§ WRITTEN EXERCISE
Your task is to filter the data below down to the lines holding "Change".

>> begin

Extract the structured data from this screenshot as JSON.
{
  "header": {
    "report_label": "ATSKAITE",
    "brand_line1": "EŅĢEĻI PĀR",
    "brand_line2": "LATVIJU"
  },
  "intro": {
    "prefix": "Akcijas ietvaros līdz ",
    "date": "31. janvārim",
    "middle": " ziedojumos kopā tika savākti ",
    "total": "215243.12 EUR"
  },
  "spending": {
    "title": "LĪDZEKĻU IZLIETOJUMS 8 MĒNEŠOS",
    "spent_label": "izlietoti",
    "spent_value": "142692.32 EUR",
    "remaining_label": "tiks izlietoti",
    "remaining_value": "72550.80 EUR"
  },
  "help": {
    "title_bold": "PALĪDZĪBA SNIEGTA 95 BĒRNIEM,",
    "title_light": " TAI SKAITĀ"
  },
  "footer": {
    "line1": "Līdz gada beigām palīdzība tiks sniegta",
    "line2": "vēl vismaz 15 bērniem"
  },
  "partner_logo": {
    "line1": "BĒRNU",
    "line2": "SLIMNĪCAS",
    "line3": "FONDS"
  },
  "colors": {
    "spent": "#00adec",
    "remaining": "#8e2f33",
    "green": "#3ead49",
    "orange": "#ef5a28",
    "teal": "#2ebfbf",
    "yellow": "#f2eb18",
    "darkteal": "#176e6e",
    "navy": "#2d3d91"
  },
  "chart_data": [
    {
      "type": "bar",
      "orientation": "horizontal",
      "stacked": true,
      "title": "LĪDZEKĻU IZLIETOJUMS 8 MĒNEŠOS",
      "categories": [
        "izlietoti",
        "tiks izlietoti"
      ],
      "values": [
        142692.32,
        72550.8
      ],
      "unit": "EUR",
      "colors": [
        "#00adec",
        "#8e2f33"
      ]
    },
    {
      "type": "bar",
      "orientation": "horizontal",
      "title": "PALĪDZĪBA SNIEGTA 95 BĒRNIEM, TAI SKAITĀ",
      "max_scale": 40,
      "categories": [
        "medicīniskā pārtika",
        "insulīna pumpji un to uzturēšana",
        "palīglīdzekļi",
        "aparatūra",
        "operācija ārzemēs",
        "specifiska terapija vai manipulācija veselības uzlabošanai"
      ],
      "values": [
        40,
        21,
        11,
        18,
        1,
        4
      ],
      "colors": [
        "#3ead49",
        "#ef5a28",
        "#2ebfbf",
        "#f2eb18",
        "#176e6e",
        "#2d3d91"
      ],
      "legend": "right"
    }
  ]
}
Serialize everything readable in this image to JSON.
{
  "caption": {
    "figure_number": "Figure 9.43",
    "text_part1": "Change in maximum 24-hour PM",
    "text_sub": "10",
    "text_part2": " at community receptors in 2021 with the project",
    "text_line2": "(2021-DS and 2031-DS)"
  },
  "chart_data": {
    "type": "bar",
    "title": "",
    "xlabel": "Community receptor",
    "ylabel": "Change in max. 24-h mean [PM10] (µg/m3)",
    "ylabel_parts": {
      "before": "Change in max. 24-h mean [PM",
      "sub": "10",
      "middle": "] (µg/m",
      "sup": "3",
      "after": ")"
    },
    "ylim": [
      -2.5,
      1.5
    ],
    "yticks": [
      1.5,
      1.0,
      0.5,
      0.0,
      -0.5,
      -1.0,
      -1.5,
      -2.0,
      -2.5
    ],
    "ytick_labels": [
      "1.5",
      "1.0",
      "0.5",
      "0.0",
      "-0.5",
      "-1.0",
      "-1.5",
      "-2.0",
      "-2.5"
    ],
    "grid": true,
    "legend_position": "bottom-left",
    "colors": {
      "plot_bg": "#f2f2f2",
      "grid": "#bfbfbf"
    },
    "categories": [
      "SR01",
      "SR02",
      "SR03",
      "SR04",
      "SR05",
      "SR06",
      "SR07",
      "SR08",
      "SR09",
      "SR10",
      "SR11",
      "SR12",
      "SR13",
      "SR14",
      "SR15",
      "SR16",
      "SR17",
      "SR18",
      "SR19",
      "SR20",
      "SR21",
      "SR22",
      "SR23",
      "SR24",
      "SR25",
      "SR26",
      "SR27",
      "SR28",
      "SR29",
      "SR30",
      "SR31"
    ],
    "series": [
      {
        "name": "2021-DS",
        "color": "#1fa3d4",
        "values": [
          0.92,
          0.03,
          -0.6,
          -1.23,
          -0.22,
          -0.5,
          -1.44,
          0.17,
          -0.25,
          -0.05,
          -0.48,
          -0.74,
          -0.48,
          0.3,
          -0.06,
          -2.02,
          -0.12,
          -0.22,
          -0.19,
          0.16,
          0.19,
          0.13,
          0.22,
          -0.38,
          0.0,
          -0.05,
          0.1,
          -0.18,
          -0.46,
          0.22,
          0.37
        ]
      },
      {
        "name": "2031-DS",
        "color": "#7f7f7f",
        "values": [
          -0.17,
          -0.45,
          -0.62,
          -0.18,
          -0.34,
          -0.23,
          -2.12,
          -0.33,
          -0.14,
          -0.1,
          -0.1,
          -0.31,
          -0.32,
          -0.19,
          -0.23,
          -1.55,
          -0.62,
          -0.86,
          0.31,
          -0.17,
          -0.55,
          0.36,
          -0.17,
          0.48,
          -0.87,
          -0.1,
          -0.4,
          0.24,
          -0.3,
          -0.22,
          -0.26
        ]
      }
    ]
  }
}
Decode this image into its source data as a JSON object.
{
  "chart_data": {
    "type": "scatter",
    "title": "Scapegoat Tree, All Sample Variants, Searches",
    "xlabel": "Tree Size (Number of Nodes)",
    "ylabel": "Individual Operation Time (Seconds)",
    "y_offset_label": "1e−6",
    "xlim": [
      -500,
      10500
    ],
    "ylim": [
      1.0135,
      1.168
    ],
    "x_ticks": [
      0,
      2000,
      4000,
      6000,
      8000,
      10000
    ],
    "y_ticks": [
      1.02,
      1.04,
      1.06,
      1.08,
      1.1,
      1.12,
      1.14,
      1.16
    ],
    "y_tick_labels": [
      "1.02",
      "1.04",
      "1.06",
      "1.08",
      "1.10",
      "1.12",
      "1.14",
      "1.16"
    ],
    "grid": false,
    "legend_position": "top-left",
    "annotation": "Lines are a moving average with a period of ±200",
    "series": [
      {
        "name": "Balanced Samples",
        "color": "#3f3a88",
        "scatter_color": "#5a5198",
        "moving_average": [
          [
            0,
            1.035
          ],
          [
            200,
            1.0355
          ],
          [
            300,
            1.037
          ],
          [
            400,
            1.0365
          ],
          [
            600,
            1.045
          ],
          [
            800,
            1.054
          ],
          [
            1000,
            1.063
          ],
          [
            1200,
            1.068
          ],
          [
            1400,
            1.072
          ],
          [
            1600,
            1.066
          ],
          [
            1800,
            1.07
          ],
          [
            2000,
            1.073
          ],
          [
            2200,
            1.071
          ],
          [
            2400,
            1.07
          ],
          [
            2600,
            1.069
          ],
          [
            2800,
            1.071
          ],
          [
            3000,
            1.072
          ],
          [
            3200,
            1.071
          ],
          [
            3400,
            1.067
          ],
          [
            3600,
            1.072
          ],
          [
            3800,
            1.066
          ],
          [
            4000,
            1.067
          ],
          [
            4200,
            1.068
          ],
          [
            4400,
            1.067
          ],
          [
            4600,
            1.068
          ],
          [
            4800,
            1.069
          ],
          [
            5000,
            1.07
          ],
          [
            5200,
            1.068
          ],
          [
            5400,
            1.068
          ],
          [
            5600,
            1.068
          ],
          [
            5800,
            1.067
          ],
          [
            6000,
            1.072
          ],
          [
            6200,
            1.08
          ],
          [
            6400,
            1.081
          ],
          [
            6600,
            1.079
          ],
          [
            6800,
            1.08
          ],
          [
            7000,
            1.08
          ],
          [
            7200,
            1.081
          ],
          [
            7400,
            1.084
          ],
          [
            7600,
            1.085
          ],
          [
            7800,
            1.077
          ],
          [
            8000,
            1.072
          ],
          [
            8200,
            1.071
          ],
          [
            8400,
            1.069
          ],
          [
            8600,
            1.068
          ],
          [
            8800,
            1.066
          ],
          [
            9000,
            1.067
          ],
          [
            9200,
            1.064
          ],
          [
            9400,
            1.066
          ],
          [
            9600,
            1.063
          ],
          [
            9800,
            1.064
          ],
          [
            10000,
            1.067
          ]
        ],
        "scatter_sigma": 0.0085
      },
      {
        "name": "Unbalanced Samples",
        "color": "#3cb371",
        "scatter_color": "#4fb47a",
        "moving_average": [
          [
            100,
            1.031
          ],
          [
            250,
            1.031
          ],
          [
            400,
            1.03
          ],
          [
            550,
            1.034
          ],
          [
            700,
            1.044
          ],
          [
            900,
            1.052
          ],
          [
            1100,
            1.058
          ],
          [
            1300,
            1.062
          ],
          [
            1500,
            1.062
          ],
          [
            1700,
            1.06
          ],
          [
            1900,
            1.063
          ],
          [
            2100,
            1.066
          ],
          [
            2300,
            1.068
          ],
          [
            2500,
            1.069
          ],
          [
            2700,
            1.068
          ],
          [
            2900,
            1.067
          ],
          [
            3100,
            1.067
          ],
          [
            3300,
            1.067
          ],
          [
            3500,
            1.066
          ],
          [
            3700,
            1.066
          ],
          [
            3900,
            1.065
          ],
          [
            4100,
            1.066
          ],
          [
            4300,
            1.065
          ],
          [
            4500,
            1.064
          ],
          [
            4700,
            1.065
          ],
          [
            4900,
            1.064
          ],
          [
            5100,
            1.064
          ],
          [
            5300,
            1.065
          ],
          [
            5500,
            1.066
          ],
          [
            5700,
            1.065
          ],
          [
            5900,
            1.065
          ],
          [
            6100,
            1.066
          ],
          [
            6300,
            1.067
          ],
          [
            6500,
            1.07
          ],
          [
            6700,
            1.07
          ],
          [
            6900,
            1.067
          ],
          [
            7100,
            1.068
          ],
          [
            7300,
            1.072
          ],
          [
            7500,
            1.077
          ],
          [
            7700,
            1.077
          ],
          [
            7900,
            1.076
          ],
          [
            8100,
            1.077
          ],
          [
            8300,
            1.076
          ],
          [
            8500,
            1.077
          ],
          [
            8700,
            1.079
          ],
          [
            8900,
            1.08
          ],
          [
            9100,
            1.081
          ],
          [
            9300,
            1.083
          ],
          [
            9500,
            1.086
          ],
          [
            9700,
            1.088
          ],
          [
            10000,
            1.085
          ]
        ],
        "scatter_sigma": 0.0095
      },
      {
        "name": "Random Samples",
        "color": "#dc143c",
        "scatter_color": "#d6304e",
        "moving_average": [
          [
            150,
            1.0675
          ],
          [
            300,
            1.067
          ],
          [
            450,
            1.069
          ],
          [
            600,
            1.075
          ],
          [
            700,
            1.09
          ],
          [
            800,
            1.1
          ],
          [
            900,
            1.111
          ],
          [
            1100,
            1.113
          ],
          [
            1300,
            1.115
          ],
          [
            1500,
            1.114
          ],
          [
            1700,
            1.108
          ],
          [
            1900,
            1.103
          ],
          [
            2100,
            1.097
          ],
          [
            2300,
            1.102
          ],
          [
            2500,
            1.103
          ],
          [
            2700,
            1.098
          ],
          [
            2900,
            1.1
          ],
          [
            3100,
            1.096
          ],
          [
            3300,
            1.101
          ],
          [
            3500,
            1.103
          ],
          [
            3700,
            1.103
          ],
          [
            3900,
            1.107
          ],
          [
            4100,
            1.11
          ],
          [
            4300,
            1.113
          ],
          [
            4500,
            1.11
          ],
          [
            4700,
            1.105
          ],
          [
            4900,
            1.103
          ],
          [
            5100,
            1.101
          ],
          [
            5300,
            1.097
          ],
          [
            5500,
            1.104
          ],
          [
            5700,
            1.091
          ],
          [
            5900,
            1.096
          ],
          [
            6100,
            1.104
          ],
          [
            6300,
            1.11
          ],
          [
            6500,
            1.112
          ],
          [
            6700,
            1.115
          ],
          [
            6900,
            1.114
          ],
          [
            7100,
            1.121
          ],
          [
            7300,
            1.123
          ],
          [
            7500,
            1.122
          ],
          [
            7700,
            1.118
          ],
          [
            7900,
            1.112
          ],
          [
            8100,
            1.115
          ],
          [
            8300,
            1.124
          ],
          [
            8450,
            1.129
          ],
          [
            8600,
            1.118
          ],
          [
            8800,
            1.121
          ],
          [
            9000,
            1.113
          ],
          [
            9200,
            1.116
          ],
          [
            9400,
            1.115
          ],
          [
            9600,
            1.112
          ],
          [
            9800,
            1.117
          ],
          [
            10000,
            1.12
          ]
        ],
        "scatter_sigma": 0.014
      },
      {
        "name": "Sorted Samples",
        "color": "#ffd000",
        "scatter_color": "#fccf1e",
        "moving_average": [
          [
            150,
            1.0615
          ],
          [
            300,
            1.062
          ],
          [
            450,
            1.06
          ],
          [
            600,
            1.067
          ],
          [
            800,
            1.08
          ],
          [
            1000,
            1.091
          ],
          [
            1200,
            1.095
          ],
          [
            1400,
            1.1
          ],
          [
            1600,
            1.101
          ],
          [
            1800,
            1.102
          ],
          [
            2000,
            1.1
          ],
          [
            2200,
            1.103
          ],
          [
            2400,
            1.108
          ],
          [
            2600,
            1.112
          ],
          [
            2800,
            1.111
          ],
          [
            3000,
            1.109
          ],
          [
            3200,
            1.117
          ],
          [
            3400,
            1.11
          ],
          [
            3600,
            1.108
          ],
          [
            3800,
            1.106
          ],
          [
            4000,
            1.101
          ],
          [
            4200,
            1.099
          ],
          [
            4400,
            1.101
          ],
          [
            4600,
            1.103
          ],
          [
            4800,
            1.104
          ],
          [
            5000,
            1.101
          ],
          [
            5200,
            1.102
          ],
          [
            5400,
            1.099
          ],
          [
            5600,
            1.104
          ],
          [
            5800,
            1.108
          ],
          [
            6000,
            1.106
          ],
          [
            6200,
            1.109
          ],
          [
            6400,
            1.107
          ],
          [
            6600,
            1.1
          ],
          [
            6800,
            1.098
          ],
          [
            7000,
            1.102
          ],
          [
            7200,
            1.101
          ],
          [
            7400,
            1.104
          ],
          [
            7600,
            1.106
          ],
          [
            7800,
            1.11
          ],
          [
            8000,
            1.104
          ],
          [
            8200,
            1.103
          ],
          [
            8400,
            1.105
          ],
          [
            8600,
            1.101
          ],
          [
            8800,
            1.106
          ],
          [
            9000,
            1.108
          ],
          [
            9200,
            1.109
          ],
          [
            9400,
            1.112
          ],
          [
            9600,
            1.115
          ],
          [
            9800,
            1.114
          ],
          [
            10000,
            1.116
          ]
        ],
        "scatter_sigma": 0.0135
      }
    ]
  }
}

>> end

§ TASK OUTPUT
    "text_part1": "Change in maximum 24-hour PM",
    "ylabel": "Change in max. 24-h mean [PM10] (µg/m3)",
      "before": "Change in max. 24-h mean [PM",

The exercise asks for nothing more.